**** SOURCE DATA ****

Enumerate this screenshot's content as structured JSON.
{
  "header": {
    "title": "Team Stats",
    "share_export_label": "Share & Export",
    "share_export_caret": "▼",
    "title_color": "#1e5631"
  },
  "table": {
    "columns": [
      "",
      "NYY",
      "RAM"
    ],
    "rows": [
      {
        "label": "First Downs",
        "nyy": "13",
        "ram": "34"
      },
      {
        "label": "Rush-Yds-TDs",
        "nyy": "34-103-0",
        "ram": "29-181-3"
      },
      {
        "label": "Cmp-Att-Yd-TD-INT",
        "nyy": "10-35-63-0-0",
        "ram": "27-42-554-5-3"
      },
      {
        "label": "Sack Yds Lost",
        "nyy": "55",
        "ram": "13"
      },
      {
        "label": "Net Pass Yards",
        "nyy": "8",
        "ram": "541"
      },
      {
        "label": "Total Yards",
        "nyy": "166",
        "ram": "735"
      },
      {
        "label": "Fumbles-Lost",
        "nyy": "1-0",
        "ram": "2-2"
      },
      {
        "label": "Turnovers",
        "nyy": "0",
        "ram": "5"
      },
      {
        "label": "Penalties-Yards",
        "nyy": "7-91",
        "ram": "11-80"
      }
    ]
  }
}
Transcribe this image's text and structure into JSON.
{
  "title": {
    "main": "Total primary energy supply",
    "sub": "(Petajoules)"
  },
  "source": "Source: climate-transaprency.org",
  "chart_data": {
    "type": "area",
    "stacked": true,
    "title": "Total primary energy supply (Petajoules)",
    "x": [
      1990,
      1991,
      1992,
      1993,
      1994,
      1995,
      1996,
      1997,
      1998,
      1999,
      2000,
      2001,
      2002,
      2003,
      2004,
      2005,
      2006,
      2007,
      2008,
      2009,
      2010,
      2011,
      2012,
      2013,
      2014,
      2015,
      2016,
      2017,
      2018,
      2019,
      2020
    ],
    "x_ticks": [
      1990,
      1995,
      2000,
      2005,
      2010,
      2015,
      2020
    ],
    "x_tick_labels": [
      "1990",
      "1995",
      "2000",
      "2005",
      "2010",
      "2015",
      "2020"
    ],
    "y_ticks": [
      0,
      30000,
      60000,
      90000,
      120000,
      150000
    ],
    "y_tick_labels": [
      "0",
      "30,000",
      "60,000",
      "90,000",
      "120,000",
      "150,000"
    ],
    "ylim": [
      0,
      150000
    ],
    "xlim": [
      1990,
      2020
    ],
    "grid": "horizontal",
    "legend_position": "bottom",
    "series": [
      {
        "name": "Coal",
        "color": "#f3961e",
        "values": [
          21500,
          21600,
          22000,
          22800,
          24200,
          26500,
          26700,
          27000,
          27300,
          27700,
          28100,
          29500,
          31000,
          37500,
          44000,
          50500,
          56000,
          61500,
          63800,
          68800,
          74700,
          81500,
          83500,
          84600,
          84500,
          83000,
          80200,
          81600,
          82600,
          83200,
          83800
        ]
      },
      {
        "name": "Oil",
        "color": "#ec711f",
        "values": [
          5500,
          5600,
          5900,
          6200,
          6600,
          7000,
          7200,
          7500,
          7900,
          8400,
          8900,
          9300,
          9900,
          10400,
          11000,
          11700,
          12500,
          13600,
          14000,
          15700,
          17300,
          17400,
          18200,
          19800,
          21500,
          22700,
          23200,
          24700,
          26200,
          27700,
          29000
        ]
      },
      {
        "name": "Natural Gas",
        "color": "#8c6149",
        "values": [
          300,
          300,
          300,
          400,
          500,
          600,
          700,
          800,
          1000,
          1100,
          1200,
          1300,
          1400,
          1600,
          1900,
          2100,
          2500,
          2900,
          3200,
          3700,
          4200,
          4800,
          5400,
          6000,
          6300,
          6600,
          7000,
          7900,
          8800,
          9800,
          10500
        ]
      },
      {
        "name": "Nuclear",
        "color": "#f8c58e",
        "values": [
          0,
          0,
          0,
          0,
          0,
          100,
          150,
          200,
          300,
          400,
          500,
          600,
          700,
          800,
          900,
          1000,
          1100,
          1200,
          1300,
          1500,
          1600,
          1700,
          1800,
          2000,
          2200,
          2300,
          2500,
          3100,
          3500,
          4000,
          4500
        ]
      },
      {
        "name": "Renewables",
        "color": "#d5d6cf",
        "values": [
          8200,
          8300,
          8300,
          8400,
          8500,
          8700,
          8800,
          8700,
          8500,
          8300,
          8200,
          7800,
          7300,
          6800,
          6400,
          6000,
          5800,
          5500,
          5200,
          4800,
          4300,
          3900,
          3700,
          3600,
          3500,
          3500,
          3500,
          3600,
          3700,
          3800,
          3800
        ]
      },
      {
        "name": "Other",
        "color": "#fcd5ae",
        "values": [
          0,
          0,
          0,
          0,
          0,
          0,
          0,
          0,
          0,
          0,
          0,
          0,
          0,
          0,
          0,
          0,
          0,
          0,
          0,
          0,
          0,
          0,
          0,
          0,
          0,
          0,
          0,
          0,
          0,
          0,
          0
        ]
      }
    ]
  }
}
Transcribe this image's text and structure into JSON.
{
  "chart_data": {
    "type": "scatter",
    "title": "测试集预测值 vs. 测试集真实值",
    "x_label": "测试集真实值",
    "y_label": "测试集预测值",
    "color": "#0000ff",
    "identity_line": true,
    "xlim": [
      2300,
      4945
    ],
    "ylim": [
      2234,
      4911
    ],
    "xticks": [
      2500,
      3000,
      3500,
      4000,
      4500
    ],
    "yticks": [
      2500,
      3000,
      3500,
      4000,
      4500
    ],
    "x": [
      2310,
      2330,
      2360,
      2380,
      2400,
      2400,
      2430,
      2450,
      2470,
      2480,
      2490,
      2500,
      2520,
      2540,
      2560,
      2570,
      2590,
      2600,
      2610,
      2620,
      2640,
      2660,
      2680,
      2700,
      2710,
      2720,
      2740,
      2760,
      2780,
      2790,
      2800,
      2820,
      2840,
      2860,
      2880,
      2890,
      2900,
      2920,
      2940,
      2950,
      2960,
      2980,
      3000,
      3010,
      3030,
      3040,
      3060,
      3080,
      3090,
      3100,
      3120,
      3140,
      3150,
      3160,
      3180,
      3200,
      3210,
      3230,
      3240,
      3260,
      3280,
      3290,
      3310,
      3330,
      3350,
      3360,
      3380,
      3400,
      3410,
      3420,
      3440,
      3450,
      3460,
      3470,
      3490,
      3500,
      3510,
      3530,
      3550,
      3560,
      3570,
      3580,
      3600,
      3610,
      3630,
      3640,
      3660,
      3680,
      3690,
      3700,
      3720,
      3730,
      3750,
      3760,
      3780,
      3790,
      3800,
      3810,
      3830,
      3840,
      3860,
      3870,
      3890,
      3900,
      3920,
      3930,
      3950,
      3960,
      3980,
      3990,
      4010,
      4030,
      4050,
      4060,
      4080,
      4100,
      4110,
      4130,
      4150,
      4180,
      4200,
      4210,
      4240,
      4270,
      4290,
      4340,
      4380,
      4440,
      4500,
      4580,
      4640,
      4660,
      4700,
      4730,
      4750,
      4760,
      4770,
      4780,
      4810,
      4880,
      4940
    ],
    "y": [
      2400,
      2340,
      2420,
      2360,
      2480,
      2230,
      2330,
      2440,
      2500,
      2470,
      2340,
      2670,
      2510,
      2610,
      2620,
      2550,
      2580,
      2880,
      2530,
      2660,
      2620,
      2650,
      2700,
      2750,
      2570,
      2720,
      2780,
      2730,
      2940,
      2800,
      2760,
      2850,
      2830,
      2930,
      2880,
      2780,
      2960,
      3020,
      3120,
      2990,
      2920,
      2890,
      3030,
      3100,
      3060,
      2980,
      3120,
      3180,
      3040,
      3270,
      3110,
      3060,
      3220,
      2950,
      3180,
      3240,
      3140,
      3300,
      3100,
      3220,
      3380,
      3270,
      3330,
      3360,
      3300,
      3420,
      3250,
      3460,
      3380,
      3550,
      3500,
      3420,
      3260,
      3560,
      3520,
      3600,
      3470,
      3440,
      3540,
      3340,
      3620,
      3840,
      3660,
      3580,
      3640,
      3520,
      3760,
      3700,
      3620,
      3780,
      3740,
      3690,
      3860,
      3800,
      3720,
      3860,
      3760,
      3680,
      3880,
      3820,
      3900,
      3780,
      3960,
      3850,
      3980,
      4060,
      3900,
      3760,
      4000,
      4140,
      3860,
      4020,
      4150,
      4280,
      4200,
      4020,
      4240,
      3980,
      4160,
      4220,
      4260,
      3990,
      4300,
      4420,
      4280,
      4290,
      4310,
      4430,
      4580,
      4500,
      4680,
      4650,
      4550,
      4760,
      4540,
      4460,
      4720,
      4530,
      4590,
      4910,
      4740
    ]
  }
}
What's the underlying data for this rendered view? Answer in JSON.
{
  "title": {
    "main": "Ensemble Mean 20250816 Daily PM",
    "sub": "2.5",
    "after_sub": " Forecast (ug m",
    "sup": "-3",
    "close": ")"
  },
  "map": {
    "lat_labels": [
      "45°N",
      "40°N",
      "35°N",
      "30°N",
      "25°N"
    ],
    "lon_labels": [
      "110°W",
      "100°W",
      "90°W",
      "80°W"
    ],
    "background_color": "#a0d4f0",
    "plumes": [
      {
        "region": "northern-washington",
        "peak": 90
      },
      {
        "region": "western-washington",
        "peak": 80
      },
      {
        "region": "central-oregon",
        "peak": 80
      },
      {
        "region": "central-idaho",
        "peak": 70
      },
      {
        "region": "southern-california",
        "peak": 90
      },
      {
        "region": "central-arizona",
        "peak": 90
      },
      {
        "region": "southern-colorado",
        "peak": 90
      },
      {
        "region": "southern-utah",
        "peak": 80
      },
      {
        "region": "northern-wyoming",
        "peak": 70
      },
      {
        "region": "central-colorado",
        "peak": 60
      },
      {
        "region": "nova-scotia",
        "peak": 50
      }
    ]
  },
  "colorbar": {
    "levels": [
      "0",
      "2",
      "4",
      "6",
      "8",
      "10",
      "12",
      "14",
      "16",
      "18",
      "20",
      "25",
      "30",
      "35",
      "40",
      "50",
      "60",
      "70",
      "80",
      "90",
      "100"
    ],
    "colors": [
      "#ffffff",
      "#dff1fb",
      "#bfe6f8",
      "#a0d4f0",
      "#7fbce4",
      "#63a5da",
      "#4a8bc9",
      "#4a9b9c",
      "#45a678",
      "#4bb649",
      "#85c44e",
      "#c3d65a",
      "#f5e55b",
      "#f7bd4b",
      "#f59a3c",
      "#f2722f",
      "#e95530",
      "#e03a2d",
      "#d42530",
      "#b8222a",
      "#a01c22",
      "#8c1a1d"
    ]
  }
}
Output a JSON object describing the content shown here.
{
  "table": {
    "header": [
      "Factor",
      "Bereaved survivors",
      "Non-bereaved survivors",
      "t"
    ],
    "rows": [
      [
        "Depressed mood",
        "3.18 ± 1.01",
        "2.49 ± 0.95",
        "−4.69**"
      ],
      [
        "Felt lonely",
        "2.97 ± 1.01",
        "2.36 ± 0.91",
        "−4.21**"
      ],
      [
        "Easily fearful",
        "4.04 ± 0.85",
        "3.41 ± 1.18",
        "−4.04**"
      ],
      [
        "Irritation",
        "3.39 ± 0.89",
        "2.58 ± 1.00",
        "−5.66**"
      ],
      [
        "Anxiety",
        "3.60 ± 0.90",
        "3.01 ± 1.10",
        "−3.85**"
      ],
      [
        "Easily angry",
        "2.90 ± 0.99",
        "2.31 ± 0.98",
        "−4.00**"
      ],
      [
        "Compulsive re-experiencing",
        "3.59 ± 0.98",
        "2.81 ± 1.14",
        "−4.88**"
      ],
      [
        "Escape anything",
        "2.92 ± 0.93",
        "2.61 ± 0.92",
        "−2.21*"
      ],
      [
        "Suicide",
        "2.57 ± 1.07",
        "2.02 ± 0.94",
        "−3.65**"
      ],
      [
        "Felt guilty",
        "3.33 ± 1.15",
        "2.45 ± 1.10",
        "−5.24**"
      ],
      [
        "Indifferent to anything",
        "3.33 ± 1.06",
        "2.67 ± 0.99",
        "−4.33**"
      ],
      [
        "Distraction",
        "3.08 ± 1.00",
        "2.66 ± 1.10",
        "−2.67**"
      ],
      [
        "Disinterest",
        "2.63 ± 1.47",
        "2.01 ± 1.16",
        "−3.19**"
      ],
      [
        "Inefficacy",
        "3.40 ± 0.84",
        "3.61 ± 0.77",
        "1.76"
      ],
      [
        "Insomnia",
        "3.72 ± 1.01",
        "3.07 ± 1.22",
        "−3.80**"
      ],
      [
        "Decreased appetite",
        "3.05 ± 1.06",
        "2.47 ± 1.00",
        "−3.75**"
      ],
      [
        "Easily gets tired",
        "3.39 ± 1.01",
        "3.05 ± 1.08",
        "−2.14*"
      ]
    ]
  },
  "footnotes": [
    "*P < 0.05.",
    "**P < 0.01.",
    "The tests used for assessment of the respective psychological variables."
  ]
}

****

TASK INSTRUCTIONS: Only lines holding the string "anything" are wanted; gather each one from the entries above.

OUTPUT BELOW:
        "Escape anything",
        "Indifferent to anything",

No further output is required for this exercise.